[Data items]
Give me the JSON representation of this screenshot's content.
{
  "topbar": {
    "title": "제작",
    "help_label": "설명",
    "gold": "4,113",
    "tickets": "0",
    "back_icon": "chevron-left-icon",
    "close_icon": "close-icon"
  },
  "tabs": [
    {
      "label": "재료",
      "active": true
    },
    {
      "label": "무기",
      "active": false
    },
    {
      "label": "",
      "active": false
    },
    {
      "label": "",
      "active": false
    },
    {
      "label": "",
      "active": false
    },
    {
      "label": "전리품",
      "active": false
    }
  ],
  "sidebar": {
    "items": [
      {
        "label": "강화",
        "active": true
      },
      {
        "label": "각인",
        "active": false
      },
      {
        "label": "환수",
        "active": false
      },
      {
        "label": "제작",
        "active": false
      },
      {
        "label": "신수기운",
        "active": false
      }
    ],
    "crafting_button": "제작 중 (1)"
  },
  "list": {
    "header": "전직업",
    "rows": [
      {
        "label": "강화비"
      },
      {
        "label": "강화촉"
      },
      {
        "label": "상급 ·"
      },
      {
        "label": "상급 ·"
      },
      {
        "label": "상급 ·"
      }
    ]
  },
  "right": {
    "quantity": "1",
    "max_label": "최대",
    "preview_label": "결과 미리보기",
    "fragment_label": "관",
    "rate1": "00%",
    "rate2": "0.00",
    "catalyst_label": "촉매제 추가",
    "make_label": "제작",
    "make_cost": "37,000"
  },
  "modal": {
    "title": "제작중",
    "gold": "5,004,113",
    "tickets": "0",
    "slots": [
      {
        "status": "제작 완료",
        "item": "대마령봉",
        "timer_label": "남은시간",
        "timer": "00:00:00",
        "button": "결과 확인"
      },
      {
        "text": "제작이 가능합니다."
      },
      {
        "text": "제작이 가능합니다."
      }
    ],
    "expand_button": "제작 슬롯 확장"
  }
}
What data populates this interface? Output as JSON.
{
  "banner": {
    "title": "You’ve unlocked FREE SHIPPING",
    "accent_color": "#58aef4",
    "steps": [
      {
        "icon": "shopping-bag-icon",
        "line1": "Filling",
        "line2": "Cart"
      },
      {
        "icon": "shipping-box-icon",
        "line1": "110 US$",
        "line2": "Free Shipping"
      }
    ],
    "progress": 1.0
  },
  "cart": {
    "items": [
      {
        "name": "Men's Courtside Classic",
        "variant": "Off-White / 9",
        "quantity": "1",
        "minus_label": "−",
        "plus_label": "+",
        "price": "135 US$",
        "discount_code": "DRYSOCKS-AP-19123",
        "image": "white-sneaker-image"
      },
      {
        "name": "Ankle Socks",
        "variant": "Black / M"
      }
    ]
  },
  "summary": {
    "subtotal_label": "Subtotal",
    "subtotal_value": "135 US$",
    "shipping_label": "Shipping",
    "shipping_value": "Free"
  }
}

● **What the task asks**: Copy all lines from the material that contain "name".

● **Exercise solution**:
        "name": "Men's Courtside Classic",
        "name": "Ankle Socks",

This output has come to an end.